> _DIRECTION_: For this exercise, copy out each line of the material below that includes "unmatched".

(Figure data in JSON)

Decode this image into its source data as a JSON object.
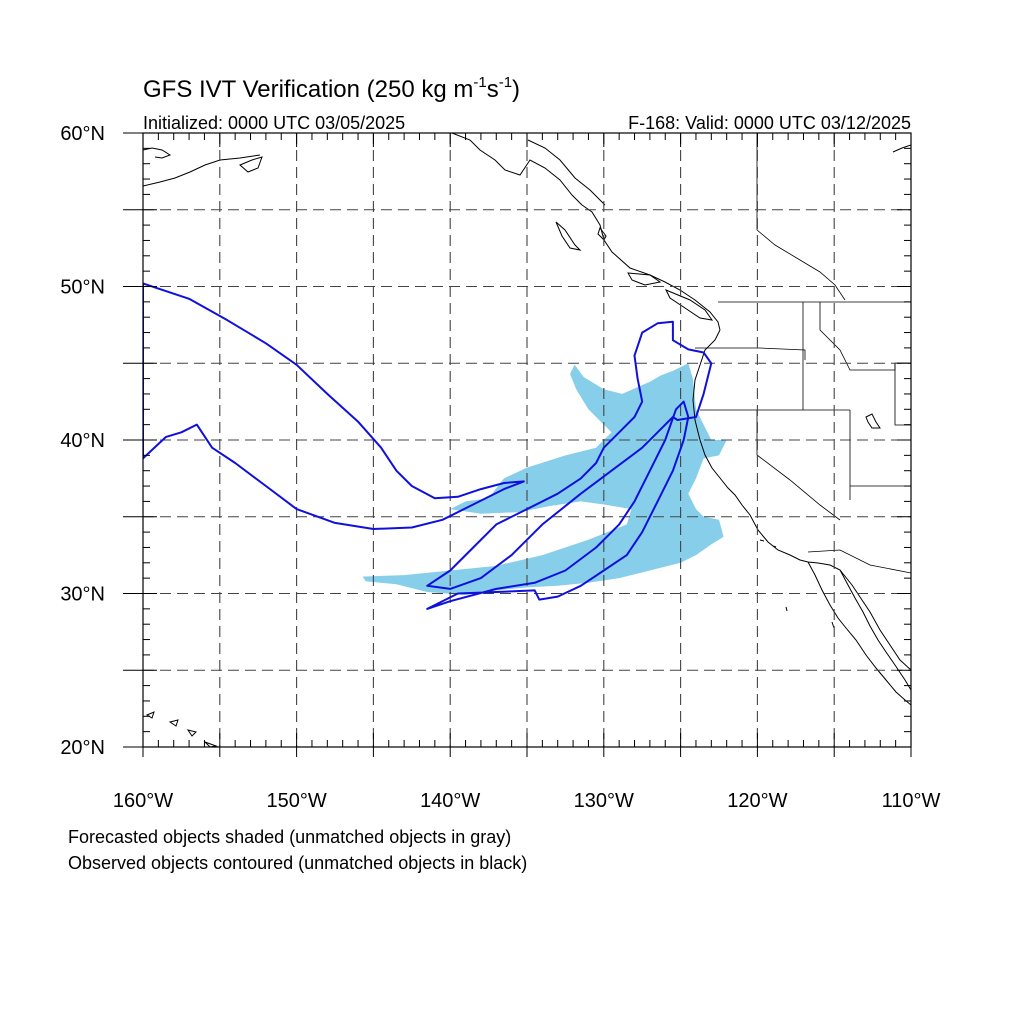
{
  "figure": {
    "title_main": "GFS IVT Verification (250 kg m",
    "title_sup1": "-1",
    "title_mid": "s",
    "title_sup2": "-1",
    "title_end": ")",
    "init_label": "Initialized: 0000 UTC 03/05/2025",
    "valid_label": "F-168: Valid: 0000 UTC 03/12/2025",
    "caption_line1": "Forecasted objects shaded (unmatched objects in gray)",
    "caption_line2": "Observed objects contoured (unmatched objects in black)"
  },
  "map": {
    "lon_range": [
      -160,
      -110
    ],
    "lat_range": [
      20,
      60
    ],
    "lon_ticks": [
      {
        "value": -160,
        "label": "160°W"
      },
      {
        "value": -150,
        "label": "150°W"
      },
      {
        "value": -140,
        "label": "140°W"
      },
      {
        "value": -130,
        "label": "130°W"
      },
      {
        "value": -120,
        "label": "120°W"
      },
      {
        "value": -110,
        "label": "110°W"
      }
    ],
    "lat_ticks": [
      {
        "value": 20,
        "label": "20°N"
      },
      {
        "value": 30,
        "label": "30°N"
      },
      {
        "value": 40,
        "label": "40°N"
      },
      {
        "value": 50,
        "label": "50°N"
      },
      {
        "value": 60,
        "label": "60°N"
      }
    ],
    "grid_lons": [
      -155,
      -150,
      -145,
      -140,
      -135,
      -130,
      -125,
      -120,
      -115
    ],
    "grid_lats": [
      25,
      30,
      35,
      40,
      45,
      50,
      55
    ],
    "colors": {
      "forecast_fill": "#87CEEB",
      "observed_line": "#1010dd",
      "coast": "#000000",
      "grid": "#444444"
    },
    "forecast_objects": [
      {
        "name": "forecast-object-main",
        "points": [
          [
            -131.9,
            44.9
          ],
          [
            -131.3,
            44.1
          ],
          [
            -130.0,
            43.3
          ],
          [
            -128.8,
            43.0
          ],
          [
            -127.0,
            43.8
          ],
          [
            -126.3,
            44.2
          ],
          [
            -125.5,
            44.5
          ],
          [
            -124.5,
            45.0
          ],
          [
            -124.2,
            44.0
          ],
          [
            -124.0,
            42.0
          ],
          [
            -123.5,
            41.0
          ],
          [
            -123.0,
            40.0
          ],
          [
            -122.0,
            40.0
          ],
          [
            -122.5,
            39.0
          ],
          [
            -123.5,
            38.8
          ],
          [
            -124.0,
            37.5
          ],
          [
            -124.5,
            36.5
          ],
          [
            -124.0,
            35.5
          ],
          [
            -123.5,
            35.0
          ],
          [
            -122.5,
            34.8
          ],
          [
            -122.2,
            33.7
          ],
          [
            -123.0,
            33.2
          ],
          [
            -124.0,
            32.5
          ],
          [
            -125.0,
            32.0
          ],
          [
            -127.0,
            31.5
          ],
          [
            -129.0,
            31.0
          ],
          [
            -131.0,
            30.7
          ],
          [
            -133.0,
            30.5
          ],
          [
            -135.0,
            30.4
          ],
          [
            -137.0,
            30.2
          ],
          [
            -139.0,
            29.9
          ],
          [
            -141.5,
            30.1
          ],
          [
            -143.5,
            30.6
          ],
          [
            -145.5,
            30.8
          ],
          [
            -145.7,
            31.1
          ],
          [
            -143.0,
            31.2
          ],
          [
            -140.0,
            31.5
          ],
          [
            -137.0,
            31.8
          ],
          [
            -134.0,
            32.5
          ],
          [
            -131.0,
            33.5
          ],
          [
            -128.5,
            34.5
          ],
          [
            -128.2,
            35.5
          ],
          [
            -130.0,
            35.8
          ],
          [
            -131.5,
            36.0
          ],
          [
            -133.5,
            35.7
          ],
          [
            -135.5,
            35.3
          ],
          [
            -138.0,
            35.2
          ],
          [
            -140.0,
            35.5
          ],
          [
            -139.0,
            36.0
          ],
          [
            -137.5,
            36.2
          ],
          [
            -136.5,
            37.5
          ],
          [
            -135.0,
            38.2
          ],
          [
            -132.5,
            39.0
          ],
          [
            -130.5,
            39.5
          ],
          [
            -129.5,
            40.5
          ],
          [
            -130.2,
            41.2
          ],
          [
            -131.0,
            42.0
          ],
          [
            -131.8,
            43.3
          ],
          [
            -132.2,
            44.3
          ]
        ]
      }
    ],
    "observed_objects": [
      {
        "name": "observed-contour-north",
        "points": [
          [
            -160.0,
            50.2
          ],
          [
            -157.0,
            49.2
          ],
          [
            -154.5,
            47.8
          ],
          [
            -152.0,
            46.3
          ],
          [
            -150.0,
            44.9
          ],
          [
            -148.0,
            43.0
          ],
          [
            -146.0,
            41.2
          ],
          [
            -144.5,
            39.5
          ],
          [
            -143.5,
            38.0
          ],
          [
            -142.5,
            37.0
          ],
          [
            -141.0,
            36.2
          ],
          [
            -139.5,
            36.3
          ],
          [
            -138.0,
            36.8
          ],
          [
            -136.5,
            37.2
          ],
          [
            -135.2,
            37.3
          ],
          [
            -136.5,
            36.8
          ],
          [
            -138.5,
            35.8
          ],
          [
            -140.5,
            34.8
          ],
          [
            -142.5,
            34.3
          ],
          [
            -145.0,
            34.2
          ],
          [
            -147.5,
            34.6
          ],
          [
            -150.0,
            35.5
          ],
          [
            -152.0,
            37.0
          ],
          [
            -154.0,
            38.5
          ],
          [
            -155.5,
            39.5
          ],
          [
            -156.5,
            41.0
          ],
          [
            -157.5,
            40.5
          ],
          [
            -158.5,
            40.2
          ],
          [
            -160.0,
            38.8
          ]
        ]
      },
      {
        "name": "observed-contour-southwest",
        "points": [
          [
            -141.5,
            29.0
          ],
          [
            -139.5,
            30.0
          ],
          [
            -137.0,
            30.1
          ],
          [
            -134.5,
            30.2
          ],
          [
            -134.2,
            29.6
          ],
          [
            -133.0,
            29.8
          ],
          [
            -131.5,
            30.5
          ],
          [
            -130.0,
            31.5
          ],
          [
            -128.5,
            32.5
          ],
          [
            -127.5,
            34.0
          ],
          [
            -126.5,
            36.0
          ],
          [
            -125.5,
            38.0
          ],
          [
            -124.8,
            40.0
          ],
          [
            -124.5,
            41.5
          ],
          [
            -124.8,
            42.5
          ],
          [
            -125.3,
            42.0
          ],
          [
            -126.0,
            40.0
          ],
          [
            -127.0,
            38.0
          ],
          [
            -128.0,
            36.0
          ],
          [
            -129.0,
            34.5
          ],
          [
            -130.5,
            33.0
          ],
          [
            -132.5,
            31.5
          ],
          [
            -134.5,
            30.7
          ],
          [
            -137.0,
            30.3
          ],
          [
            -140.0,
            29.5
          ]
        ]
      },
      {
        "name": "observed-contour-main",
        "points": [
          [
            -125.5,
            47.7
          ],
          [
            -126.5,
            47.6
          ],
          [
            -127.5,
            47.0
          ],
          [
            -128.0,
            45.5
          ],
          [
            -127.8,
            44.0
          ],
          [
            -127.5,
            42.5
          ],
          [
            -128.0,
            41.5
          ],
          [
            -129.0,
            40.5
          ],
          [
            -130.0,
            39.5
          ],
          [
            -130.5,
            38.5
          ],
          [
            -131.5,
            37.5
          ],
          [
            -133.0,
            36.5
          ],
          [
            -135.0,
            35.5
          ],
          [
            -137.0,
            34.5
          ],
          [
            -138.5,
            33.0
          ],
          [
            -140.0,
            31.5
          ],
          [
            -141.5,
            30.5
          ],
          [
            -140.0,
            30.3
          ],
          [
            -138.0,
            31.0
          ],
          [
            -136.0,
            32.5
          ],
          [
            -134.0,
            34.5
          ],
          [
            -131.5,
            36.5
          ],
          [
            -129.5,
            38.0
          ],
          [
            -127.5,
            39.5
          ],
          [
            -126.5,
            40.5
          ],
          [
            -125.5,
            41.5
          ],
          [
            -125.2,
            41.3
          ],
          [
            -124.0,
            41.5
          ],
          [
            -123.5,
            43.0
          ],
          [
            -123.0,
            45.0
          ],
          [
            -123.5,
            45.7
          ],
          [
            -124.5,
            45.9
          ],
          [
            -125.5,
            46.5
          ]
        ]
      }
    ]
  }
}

> _FINAL RESULT_:
    "caption_line1": "Forecasted objects shaded (unmatched objects in gray)",
    "caption_line2": "Observed objects contoured (unmatched objects in black)"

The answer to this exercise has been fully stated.